◆ STORED DATA:
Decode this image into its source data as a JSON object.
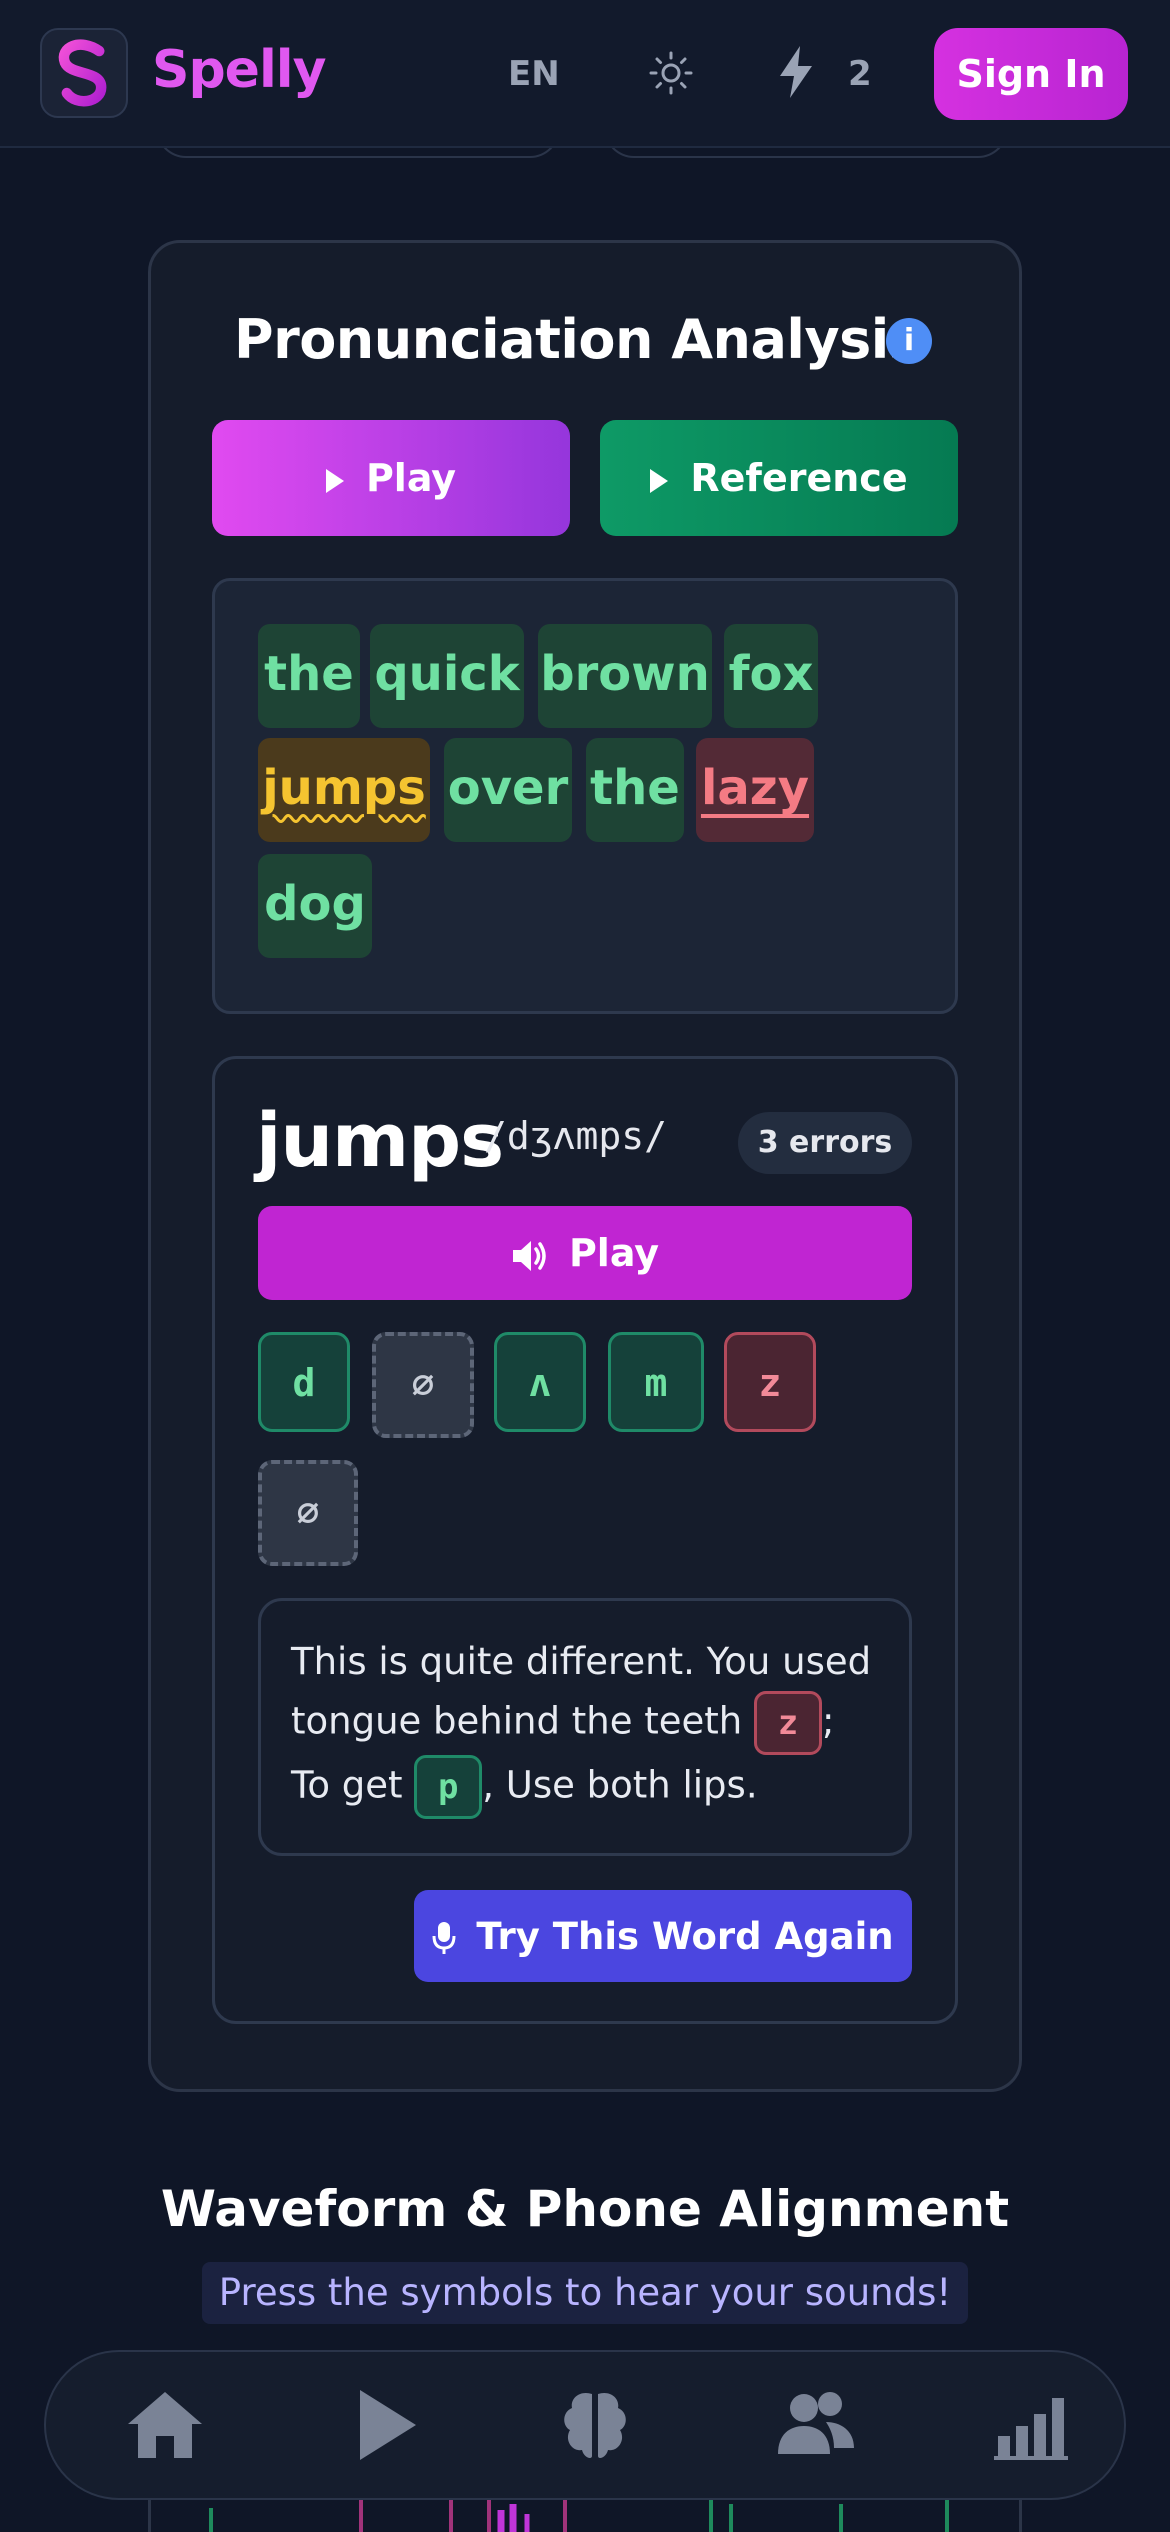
{
  "header": {
    "brand": "Spelly",
    "language": "EN",
    "bolt_count": "2",
    "sign_in_label": "Sign In",
    "icons": [
      "spelly-logo-icon",
      "sun-icon",
      "bolt-icon"
    ]
  },
  "analysis": {
    "title": "Pronunciation Analysis",
    "info_glyph": "i",
    "play_label": "Play",
    "reference_label": "Reference",
    "words": [
      {
        "text": "the",
        "status": "correct"
      },
      {
        "text": "quick",
        "status": "correct"
      },
      {
        "text": "brown",
        "status": "correct"
      },
      {
        "text": "fox",
        "status": "correct"
      },
      {
        "text": "jumps",
        "status": "warning"
      },
      {
        "text": "over",
        "status": "correct"
      },
      {
        "text": "the",
        "status": "correct"
      },
      {
        "text": "lazy",
        "status": "error"
      },
      {
        "text": "dog",
        "status": "correct"
      }
    ]
  },
  "detail": {
    "word": "jumps",
    "ipa": "/dʒʌmps/",
    "errors_label": "3 errors",
    "play_label": "Play",
    "phones": [
      {
        "symbol": "d",
        "status": "correct"
      },
      {
        "symbol": "∅",
        "status": "missing"
      },
      {
        "symbol": "ʌ",
        "status": "correct"
      },
      {
        "symbol": "m",
        "status": "correct"
      },
      {
        "symbol": "z",
        "status": "wrong"
      },
      {
        "symbol": "∅",
        "status": "missing"
      }
    ],
    "feedback": {
      "part1": "This is quite different. You used tongue behind the teeth",
      "phone_used": "z",
      "part2": ";",
      "part3": "To get",
      "phone_target": "p",
      "part4": ", Use both lips."
    },
    "try_again_label": "Try This Word Again"
  },
  "waveform": {
    "title": "Waveform & Phone Alignment",
    "subtitle": "Press the symbols to hear your sounds!"
  },
  "nav": {
    "items": [
      "home-icon",
      "play-icon",
      "brain-icon",
      "users-icon",
      "chart-icon"
    ]
  },
  "colors": {
    "background": "#0f1627",
    "brand": "#e058f0",
    "correct": "#6fe0a2",
    "warning": "#f5c430",
    "error": "#f47b84",
    "accent_purple": "#c025d2",
    "accent_indigo": "#4b46e0",
    "accent_green": "#0e9a66"
  }
}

◆ YOUR TASK:
Without including any picture, repeat the data exactly.

◆ ANSWER IN FULL:
Decode this image into its source data as a JSON object.
{
  "header": {
    "brand": "Spelly",
    "language": "EN",
    "bolt_count": "2",
    "sign_in_label": "Sign In",
    "icons": [
      "spelly-logo-icon",
      "sun-icon",
      "bolt-icon"
    ]
  },
  "analysis": {
    "title": "Pronunciation Analysis",
    "info_glyph": "i",
    "play_label": "Play",
    "reference_label": "Reference",
    "words": [
      {
        "text": "the",
        "status": "correct"
      },
      {
        "text": "quick",
        "status": "correct"
      },
      {
        "text": "brown",
        "status": "correct"
      },
      {
        "text": "fox",
        "status": "correct"
      },
      {
        "text": "jumps",
        "status": "warning"
      },
      {
        "text": "over",
        "status": "correct"
      },
      {
        "text": "the",
        "status": "correct"
      },
      {
        "text": "lazy",
        "status": "error"
      },
      {
        "text": "dog",
        "status": "correct"
      }
    ]
  },
  "detail": {
    "word": "jumps",
    "ipa": "/dʒʌmps/",
    "errors_label": "3 errors",
    "play_label": "Play",
    "phones": [
      {
        "symbol": "d",
        "status": "correct"
      },
      {
        "symbol": "∅",
        "status": "missing"
      },
      {
        "symbol": "ʌ",
        "status": "correct"
      },
      {
        "symbol": "m",
        "status": "correct"
      },
      {
        "symbol": "z",
        "status": "wrong"
      },
      {
        "symbol": "∅",
        "status": "missing"
      }
    ],
    "feedback": {
      "part1": "This is quite different. You used tongue behind the teeth",
      "phone_used": "z",
      "part2": ";",
      "part3": "To get",
      "phone_target": "p",
      "part4": ", Use both lips."
    },
    "try_again_label": "Try This Word Again"
  },
  "waveform": {
    "title": "Waveform & Phone Alignment",
    "subtitle": "Press the symbols to hear your sounds!"
  },
  "nav": {
    "items": [
      "home-icon",
      "play-icon",
      "brain-icon",
      "users-icon",
      "chart-icon"
    ]
  },
  "colors": {
    "background": "#0f1627",
    "brand": "#e058f0",
    "correct": "#6fe0a2",
    "warning": "#f5c430",
    "error": "#f47b84",
    "accent_purple": "#c025d2",
    "accent_indigo": "#4b46e0",
    "accent_green": "#0e9a66"
  }
}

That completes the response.